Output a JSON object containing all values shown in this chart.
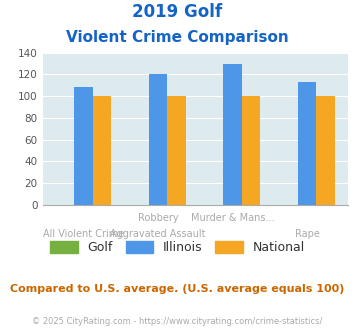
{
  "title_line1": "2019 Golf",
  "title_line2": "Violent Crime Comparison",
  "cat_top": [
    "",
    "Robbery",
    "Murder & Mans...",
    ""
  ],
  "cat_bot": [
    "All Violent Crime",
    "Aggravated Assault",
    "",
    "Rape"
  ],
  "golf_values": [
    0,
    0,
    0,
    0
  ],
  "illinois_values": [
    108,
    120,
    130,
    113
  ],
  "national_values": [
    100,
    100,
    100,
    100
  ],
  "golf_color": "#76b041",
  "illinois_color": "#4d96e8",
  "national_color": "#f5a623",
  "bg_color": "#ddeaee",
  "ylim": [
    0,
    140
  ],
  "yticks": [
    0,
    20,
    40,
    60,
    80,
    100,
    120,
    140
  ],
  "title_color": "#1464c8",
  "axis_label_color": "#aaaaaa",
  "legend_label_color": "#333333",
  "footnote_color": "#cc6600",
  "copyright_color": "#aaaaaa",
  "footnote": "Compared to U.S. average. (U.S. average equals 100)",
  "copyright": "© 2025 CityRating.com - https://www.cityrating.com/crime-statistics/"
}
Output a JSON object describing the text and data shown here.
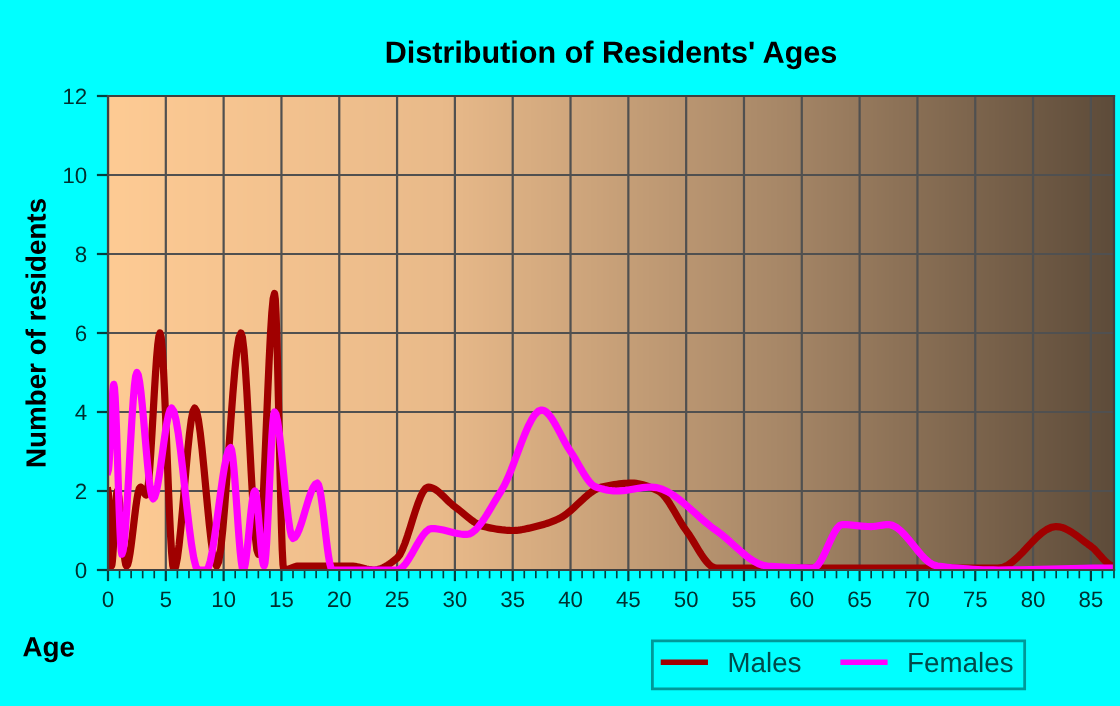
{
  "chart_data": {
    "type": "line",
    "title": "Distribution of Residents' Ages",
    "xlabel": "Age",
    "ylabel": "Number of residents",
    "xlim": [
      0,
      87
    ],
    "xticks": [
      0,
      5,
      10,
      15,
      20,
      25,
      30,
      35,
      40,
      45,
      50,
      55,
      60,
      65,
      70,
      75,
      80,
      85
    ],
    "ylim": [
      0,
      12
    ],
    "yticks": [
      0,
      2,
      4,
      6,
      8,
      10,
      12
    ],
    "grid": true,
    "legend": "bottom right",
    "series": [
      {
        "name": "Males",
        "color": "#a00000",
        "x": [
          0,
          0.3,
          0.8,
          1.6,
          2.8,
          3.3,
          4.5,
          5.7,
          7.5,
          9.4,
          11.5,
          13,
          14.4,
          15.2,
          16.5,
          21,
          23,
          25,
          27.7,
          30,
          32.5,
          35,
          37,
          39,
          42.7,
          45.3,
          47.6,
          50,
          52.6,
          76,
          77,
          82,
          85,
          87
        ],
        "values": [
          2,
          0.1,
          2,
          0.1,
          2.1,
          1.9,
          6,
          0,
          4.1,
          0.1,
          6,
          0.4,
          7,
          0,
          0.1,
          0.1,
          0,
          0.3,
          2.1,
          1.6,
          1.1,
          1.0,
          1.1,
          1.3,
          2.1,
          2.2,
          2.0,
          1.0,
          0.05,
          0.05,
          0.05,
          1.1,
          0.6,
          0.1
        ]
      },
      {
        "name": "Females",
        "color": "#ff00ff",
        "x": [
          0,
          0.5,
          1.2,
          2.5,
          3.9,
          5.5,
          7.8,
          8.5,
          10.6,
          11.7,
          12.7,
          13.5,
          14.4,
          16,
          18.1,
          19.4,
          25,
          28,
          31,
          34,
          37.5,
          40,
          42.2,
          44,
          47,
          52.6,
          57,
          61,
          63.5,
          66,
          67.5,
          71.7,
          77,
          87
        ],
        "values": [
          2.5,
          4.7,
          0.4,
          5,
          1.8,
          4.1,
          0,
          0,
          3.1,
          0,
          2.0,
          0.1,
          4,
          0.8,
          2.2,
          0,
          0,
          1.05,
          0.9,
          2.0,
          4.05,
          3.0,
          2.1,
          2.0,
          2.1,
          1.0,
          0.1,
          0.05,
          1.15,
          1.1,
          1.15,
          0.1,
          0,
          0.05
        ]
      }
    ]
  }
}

**To be done**
Go through the entries above and count the lines containing the word "aaaaaa"; give only that count.

**Response**
2